WHAT THIS TASK INVOLVES: Print each of the entries exactly, leaving nothing out.

INPUT RECORDS:
··········

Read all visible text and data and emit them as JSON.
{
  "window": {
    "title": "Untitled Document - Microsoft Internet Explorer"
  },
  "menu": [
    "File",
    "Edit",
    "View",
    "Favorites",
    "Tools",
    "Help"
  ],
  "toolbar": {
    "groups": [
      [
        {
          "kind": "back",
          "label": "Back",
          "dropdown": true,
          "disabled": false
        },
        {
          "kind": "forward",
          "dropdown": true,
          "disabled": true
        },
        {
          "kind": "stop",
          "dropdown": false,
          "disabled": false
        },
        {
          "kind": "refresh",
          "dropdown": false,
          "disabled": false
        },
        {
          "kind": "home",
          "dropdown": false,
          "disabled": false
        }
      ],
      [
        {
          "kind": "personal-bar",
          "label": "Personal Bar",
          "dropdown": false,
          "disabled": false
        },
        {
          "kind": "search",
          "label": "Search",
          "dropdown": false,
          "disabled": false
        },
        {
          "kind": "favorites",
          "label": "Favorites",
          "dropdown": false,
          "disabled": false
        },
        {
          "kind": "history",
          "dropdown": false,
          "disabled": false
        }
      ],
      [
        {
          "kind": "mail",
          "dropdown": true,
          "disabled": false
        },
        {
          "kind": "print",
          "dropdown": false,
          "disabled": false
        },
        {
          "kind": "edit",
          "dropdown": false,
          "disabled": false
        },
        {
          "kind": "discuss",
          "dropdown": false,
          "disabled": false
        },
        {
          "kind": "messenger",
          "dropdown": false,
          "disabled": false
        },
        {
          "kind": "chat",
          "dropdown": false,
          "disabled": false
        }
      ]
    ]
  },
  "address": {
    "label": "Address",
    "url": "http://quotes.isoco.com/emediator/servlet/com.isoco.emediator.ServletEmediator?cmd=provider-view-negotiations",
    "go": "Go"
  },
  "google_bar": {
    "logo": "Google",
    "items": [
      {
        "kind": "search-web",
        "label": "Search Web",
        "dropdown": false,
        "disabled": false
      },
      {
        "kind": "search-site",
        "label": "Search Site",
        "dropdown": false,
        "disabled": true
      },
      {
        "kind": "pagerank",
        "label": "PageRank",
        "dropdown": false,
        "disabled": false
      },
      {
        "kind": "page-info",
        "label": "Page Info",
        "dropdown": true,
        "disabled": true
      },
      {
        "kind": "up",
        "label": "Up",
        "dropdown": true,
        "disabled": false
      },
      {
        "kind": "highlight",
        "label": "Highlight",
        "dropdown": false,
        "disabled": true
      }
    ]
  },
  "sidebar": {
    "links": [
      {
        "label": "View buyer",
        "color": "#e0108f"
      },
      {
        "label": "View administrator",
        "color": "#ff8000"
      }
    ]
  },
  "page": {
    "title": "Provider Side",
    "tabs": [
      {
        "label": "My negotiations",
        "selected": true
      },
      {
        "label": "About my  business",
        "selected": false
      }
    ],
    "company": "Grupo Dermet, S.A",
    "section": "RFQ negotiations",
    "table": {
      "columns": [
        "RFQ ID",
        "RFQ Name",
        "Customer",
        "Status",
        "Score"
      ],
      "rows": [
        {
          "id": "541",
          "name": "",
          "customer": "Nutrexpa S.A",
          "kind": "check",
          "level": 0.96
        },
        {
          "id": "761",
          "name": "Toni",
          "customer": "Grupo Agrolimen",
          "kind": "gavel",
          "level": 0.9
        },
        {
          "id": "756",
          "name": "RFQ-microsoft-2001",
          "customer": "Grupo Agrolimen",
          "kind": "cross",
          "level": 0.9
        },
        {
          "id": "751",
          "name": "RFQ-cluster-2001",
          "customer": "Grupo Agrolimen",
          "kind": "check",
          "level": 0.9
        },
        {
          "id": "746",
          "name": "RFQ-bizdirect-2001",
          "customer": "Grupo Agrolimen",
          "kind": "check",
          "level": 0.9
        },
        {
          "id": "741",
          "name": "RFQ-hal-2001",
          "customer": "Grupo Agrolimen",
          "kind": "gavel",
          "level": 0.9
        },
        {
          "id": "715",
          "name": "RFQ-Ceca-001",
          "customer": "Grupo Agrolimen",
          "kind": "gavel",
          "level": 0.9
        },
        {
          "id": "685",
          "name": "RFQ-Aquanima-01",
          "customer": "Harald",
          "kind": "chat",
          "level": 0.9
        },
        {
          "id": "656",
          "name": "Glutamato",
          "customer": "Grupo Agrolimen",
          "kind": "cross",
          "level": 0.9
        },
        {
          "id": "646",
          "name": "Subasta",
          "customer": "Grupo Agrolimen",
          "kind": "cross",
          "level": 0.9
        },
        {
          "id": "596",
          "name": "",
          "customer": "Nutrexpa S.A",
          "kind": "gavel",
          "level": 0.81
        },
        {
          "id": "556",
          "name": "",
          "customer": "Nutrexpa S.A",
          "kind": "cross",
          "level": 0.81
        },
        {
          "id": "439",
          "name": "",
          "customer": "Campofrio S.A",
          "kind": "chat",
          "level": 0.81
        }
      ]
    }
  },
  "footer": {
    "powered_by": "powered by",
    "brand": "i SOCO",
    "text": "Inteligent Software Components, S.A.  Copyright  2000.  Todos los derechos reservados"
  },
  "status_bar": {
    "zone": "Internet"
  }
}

··········

WORKED SOLUTION:
Read all visible text and data and emit them as JSON.
{
  "window": {
    "title": "Untitled Document - Microsoft Internet Explorer"
  },
  "menu": [
    "File",
    "Edit",
    "View",
    "Favorites",
    "Tools",
    "Help"
  ],
  "toolbar": {
    "groups": [
      [
        {
          "kind": "back",
          "label": "Back",
          "dropdown": true,
          "disabled": false
        },
        {
          "kind": "forward",
          "dropdown": true,
          "disabled": true
        },
        {
          "kind": "stop",
          "dropdown": false,
          "disabled": false
        },
        {
          "kind": "refresh",
          "dropdown": false,
          "disabled": false
        },
        {
          "kind": "home",
          "dropdown": false,
          "disabled": false
        }
      ],
      [
        {
          "kind": "personal-bar",
          "label": "Personal Bar",
          "dropdown": false,
          "disabled": false
        },
        {
          "kind": "search",
          "label": "Search",
          "dropdown": false,
          "disabled": false
        },
        {
          "kind": "favorites",
          "label": "Favorites",
          "dropdown": false,
          "disabled": false
        },
        {
          "kind": "history",
          "dropdown": false,
          "disabled": false
        }
      ],
      [
        {
          "kind": "mail",
          "dropdown": true,
          "disabled": false
        },
        {
          "kind": "print",
          "dropdown": false,
          "disabled": false
        },
        {
          "kind": "edit",
          "dropdown": false,
          "disabled": false
        },
        {
          "kind": "discuss",
          "dropdown": false,
          "disabled": false
        },
        {
          "kind": "messenger",
          "dropdown": false,
          "disabled": false
        },
        {
          "kind": "chat",
          "dropdown": false,
          "disabled": false
        }
      ]
    ]
  },
  "address": {
    "label": "Address",
    "url": "http://quotes.isoco.com/emediator/servlet/com.isoco.emediator.ServletEmediator?cmd=provider-view-negotiations",
    "go": "Go"
  },
  "google_bar": {
    "logo": "Google",
    "items": [
      {
        "kind": "search-web",
        "label": "Search Web",
        "dropdown": false,
        "disabled": false
      },
      {
        "kind": "search-site",
        "label": "Search Site",
        "dropdown": false,
        "disabled": true
      },
      {
        "kind": "pagerank",
        "label": "PageRank",
        "dropdown": false,
        "disabled": false
      },
      {
        "kind": "page-info",
        "label": "Page Info",
        "dropdown": true,
        "disabled": true
      },
      {
        "kind": "up",
        "label": "Up",
        "dropdown": true,
        "disabled": false
      },
      {
        "kind": "highlight",
        "label": "Highlight",
        "dropdown": false,
        "disabled": true
      }
    ]
  },
  "sidebar": {
    "links": [
      {
        "label": "View buyer",
        "color": "#e0108f"
      },
      {
        "label": "View administrator",
        "color": "#ff8000"
      }
    ]
  },
  "page": {
    "title": "Provider Side",
    "tabs": [
      {
        "label": "My negotiations",
        "selected": true
      },
      {
        "label": "About my  business",
        "selected": false
      }
    ],
    "company": "Grupo Dermet, S.A",
    "section": "RFQ negotiations",
    "table": {
      "columns": [
        "RFQ ID",
        "RFQ Name",
        "Customer",
        "Status",
        "Score"
      ],
      "rows": [
        {
          "id": "541",
          "name": "",
          "customer": "Nutrexpa S.A",
          "kind": "check",
          "level": 0.96
        },
        {
          "id": "761",
          "name": "Toni",
          "customer": "Grupo Agrolimen",
          "kind": "gavel",
          "level": 0.9
        },
        {
          "id": "756",
          "name": "RFQ-microsoft-2001",
          "customer": "Grupo Agrolimen",
          "kind": "cross",
          "level": 0.9
        },
        {
          "id": "751",
          "name": "RFQ-cluster-2001",
          "customer": "Grupo Agrolimen",
          "kind": "check",
          "level": 0.9
        },
        {
          "id": "746",
          "name": "RFQ-bizdirect-2001",
          "customer": "Grupo Agrolimen",
          "kind": "check",
          "level": 0.9
        },
        {
          "id": "741",
          "name": "RFQ-hal-2001",
          "customer": "Grupo Agrolimen",
          "kind": "gavel",
          "level": 0.9
        },
        {
          "id": "715",
          "name": "RFQ-Ceca-001",
          "customer": "Grupo Agrolimen",
          "kind": "gavel",
          "level": 0.9
        },
        {
          "id": "685",
          "name": "RFQ-Aquanima-01",
          "customer": "Harald",
          "kind": "chat",
          "level": 0.9
        },
        {
          "id": "656",
          "name": "Glutamato",
          "customer": "Grupo Agrolimen",
          "kind": "cross",
          "level": 0.9
        },
        {
          "id": "646",
          "name": "Subasta",
          "customer": "Grupo Agrolimen",
          "kind": "cross",
          "level": 0.9
        },
        {
          "id": "596",
          "name": "",
          "customer": "Nutrexpa S.A",
          "kind": "gavel",
          "level": 0.81
        },
        {
          "id": "556",
          "name": "",
          "customer": "Nutrexpa S.A",
          "kind": "cross",
          "level": 0.81
        },
        {
          "id": "439",
          "name": "",
          "customer": "Campofrio S.A",
          "kind": "chat",
          "level": 0.81
        }
      ]
    }
  },
  "footer": {
    "powered_by": "powered by",
    "brand": "i SOCO",
    "text": "Inteligent Software Components, S.A.  Copyright  2000.  Todos los derechos reservados"
  },
  "status_bar": {
    "zone": "Internet"
  }
}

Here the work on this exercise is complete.